**STATED PROBLEM:** Which lines hold the word "accensione"? Copy each of them from the material.

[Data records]
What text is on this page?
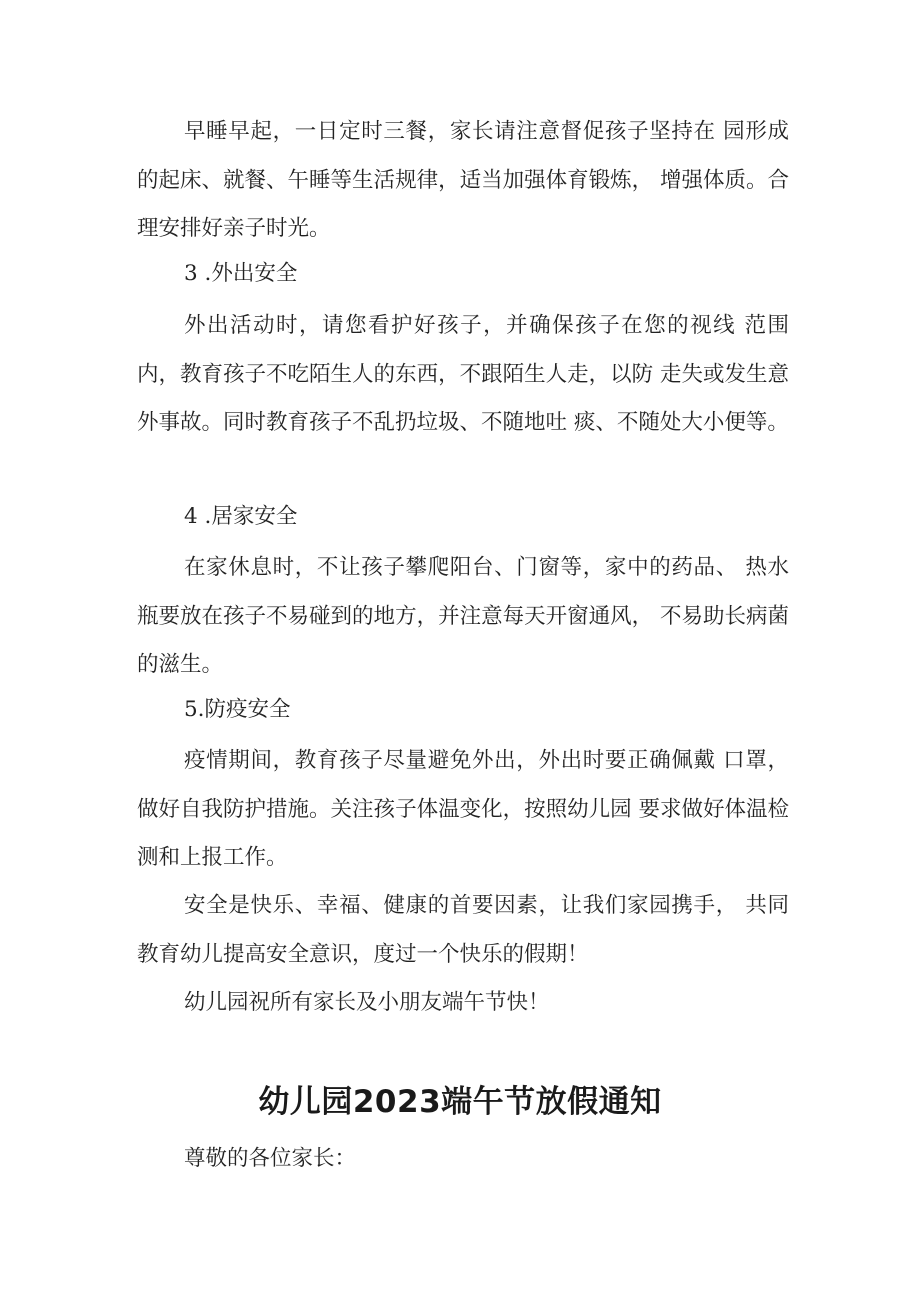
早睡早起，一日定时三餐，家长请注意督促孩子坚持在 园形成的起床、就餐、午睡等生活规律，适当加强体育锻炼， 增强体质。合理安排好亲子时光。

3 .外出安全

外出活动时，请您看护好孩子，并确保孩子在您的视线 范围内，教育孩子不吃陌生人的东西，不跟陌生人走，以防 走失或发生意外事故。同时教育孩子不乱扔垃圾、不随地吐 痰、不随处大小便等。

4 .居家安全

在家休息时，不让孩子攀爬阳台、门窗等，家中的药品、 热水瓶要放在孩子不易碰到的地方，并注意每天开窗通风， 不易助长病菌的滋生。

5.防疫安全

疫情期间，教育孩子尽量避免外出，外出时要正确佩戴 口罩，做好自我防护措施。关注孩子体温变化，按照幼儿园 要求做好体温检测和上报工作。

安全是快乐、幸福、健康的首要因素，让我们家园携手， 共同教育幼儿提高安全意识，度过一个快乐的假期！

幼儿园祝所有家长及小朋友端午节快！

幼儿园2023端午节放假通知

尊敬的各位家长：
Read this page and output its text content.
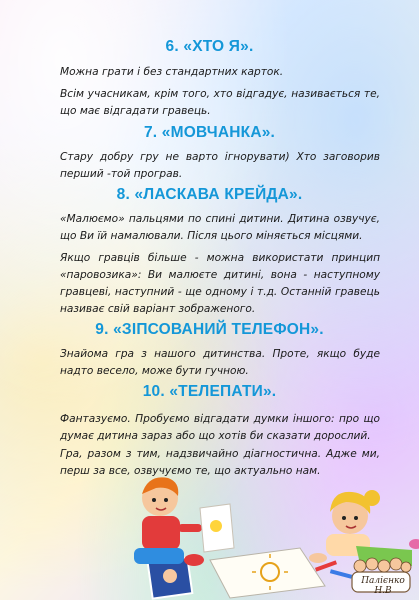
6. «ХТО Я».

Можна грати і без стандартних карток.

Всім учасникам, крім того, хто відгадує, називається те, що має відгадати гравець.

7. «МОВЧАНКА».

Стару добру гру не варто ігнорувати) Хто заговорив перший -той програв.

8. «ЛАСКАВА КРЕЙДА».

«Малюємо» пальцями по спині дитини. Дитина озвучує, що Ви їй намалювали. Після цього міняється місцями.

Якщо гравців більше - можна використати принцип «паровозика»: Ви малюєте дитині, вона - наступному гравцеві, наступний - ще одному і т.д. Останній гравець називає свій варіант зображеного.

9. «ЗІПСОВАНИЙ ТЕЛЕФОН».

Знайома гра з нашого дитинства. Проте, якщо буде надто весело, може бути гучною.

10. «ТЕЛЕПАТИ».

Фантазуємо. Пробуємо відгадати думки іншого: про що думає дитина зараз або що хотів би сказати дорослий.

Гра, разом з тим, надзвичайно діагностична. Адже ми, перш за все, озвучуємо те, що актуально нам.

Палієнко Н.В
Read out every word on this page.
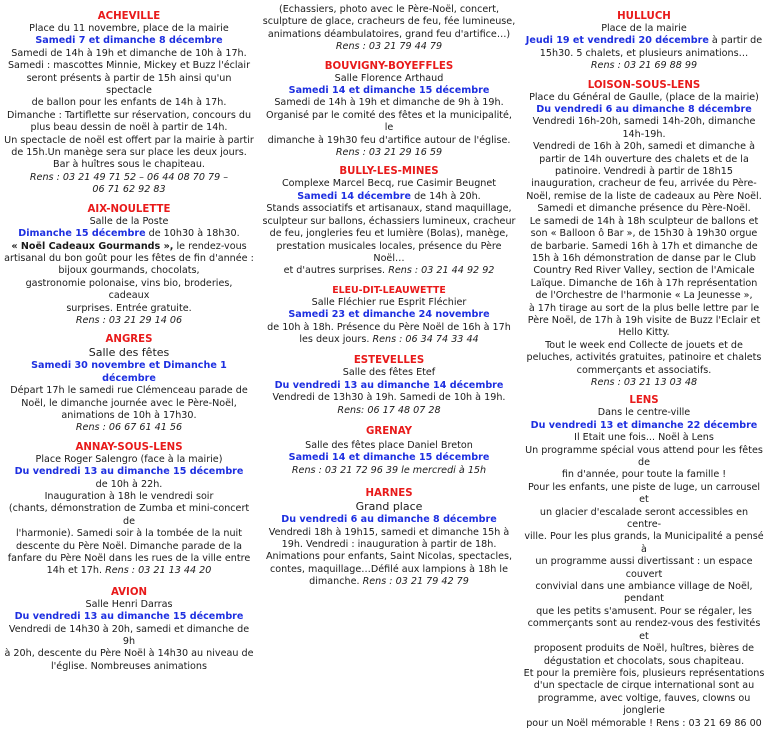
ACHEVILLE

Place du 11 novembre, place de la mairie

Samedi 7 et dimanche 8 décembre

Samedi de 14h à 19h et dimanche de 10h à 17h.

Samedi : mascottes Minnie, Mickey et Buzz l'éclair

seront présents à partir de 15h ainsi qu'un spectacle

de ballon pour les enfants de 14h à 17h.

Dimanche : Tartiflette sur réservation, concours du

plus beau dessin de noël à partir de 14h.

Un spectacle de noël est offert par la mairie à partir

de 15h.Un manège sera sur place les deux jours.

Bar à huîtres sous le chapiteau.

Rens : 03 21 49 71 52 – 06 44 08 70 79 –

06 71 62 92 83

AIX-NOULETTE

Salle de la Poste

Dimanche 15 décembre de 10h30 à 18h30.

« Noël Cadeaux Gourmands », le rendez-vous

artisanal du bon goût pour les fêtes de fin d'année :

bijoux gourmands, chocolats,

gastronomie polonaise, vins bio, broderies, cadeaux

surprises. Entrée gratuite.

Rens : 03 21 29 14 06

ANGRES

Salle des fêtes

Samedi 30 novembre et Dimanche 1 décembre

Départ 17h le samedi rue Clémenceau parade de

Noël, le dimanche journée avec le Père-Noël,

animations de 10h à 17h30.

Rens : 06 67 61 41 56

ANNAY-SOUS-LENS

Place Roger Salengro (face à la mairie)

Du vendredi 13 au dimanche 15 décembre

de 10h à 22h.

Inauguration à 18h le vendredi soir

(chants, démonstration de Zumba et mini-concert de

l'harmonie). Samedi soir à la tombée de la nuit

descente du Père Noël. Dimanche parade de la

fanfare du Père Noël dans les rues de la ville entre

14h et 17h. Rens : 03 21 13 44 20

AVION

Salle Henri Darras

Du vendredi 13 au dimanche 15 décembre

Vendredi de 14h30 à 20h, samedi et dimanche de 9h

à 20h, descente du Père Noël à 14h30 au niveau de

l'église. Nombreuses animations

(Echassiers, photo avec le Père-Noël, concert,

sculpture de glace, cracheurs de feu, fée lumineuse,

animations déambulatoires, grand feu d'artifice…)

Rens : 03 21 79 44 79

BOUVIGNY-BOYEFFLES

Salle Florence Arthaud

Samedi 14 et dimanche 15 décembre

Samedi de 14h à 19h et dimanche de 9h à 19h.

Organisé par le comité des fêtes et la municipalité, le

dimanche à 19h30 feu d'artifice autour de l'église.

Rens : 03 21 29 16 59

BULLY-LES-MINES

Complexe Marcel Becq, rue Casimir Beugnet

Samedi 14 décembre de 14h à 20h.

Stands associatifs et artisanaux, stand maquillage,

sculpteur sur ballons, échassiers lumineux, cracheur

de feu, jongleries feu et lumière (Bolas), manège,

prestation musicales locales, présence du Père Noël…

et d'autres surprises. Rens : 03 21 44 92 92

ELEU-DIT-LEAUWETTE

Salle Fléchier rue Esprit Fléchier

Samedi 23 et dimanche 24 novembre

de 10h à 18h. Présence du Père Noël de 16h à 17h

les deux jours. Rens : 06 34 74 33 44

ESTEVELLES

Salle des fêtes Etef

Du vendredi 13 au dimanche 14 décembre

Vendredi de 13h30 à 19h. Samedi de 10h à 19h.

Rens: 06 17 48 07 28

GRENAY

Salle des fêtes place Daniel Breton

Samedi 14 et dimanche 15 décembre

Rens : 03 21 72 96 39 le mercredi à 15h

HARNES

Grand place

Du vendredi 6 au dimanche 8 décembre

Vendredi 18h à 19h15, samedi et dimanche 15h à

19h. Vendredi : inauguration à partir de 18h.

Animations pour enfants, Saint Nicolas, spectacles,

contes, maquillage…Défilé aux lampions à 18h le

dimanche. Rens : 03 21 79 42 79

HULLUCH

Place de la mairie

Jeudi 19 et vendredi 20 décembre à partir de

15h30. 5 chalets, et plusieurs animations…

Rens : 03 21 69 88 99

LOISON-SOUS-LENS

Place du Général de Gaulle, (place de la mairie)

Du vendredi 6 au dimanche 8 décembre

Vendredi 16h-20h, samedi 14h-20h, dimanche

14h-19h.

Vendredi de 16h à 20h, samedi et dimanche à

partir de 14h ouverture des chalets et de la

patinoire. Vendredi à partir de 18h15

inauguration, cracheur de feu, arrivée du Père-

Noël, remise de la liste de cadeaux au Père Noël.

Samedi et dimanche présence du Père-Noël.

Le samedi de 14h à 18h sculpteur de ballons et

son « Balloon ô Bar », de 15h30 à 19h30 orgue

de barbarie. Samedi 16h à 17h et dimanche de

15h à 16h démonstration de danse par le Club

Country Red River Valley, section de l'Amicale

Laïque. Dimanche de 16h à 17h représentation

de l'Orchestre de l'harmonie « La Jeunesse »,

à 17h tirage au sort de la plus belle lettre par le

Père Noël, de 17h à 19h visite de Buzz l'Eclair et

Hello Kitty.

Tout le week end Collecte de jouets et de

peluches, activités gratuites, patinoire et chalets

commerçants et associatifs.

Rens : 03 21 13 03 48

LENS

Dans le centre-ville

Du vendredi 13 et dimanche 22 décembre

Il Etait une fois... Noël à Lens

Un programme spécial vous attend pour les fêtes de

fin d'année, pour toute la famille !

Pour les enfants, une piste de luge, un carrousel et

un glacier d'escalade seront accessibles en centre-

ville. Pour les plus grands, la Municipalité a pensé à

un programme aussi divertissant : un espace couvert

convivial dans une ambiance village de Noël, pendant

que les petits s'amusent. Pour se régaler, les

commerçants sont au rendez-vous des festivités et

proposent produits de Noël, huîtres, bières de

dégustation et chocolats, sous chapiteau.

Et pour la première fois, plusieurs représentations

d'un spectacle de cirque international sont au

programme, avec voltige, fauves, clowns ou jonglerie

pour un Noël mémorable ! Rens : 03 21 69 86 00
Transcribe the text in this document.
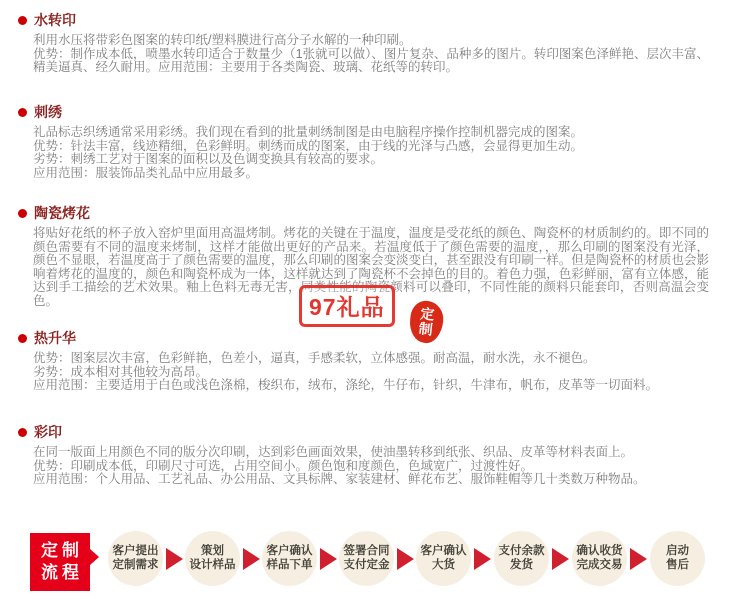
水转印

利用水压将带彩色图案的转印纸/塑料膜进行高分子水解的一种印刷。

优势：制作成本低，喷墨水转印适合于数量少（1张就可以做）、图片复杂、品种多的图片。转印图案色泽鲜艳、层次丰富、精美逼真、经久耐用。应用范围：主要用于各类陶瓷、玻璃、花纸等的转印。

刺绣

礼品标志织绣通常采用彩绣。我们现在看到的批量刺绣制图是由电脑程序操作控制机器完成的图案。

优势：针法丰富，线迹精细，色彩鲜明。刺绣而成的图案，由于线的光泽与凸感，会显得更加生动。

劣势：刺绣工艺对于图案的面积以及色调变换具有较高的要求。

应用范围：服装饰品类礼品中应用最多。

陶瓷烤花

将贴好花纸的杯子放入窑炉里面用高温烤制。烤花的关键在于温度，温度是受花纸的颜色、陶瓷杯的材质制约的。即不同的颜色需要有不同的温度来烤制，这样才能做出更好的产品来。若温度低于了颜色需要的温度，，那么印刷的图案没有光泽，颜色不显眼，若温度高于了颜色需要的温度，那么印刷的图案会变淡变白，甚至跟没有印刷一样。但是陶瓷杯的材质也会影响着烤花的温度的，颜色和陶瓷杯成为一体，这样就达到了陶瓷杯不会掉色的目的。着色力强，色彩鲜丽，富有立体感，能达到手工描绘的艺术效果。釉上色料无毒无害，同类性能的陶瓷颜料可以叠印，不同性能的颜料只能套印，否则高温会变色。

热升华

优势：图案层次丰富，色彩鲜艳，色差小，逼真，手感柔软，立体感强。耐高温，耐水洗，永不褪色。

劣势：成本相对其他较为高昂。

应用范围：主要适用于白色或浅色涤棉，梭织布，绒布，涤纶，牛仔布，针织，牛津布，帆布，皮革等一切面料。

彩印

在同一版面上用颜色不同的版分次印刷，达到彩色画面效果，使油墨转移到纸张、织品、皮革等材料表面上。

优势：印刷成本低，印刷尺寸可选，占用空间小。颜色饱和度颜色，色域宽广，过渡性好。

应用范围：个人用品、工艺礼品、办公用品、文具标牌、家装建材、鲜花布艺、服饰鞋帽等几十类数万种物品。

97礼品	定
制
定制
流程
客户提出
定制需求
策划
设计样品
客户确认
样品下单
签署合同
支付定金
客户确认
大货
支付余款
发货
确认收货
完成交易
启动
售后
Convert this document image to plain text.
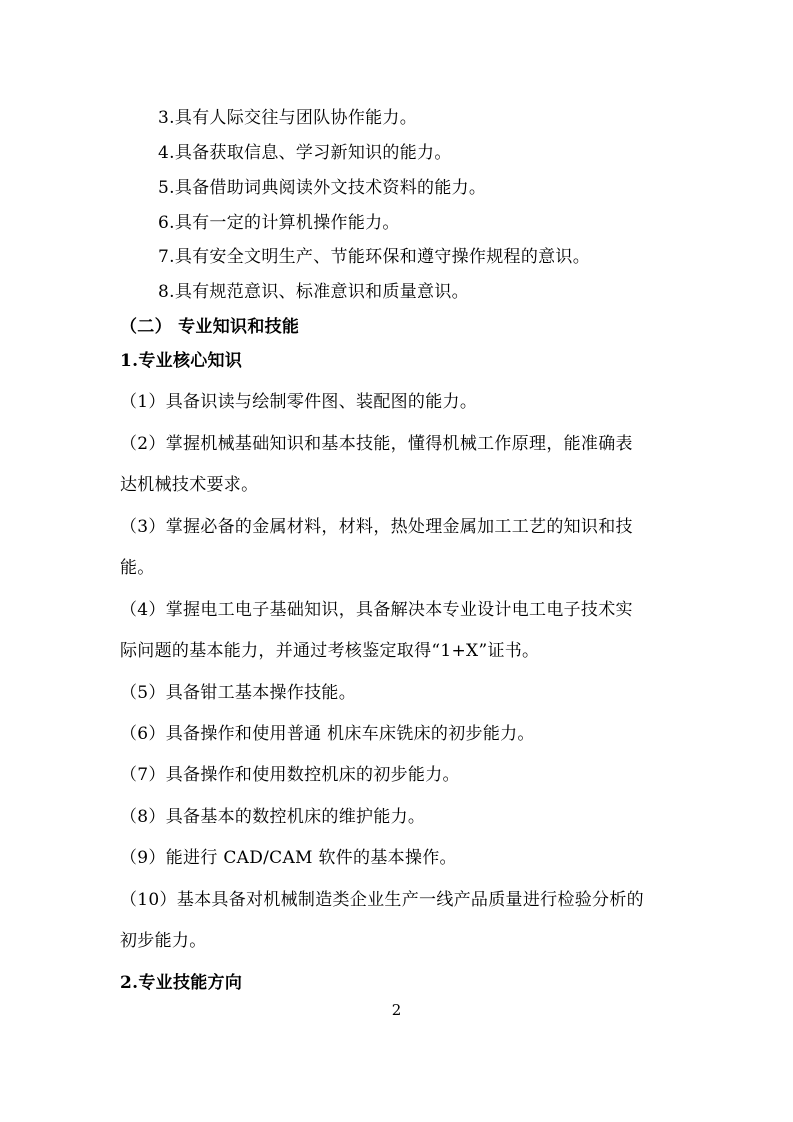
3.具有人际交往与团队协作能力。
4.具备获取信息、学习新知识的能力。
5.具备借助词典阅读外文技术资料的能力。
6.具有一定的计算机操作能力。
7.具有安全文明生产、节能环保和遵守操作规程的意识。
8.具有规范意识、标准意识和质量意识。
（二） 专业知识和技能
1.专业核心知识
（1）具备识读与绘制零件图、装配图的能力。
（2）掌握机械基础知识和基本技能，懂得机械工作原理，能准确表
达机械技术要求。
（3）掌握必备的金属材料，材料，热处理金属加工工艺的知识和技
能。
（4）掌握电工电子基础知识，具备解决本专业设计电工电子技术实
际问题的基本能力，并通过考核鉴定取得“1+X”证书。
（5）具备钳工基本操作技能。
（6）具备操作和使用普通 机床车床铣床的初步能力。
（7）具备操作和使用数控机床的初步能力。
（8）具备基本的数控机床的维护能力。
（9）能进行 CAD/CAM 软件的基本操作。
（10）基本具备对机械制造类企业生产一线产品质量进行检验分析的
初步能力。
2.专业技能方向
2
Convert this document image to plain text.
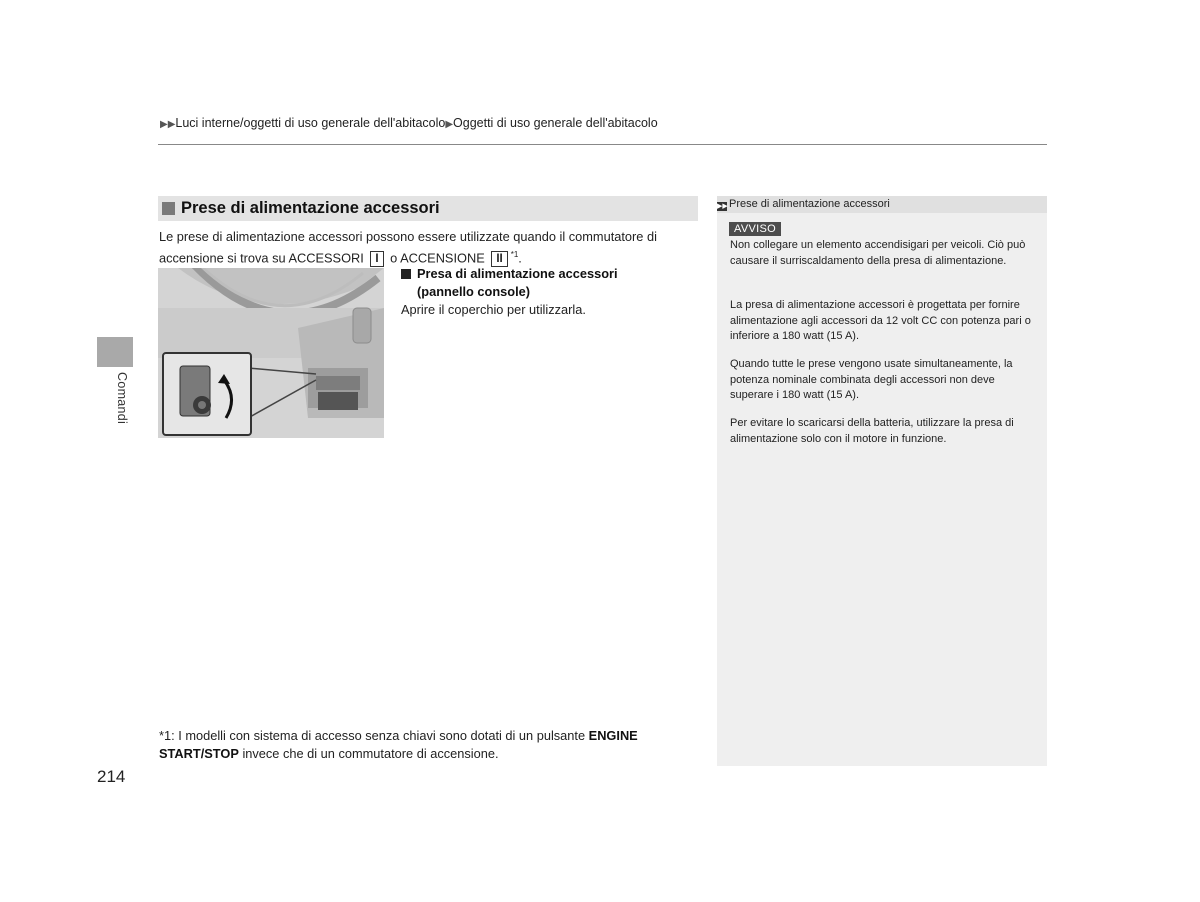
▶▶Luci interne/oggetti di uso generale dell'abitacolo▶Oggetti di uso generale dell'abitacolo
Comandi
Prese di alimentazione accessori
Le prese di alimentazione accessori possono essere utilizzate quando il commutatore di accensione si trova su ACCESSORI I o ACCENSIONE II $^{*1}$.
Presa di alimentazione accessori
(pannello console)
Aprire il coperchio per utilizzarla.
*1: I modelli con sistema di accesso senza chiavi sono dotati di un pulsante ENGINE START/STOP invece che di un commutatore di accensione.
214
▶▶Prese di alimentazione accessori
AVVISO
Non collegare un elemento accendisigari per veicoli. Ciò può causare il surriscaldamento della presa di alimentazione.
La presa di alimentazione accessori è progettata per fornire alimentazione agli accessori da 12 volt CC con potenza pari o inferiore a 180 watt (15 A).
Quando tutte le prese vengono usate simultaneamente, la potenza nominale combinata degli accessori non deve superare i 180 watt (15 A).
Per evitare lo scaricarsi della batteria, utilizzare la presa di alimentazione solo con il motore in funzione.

**SOLUTION BELOW:**
Le prese di alimentazione accessori possono essere utilizzate quando il commutatore di accensione si trova su ACCESSORI I o ACCENSIONE II $^{*1}$.
*1: I modelli con sistema di accesso senza chiavi sono dotati di un pulsante ENGINE START/STOP invece che di un commutatore di accensione.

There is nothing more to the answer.